The data:
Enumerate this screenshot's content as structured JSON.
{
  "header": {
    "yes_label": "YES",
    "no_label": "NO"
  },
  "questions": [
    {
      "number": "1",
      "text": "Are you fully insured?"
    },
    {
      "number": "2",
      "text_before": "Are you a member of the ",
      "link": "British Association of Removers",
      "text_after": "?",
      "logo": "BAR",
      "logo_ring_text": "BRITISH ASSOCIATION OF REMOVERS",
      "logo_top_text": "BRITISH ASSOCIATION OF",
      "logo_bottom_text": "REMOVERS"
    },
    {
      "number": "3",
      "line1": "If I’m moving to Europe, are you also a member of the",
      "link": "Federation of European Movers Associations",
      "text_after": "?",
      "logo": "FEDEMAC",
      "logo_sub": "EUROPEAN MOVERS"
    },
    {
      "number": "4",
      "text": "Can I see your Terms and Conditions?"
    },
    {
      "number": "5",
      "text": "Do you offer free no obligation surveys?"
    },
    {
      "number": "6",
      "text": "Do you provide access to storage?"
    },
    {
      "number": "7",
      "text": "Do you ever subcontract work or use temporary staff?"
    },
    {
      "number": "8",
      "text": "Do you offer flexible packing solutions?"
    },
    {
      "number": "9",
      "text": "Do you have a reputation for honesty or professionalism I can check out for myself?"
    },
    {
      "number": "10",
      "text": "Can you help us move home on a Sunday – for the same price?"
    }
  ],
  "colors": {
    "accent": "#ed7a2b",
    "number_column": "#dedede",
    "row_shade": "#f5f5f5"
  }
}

Request: The records above must be output exactly, in full.

Written solution:
Enumerate this screenshot's content as structured JSON.
{
  "header": {
    "yes_label": "YES",
    "no_label": "NO"
  },
  "questions": [
    {
      "number": "1",
      "text": "Are you fully insured?"
    },
    {
      "number": "2",
      "text_before": "Are you a member of the ",
      "link": "British Association of Removers",
      "text_after": "?",
      "logo": "BAR",
      "logo_ring_text": "BRITISH ASSOCIATION OF REMOVERS",
      "logo_top_text": "BRITISH ASSOCIATION OF",
      "logo_bottom_text": "REMOVERS"
    },
    {
      "number": "3",
      "line1": "If I’m moving to Europe, are you also a member of the",
      "link": "Federation of European Movers Associations",
      "text_after": "?",
      "logo": "FEDEMAC",
      "logo_sub": "EUROPEAN MOVERS"
    },
    {
      "number": "4",
      "text": "Can I see your Terms and Conditions?"
    },
    {
      "number": "5",
      "text": "Do you offer free no obligation surveys?"
    },
    {
      "number": "6",
      "text": "Do you provide access to storage?"
    },
    {
      "number": "7",
      "text": "Do you ever subcontract work or use temporary staff?"
    },
    {
      "number": "8",
      "text": "Do you offer flexible packing solutions?"
    },
    {
      "number": "9",
      "text": "Do you have a reputation for honesty or professionalism I can check out for myself?"
    },
    {
      "number": "10",
      "text": "Can you help us move home on a Sunday – for the same price?"
    }
  ],
  "colors": {
    "accent": "#ed7a2b",
    "number_column": "#dedede",
    "row_shade": "#f5f5f5"
  }
}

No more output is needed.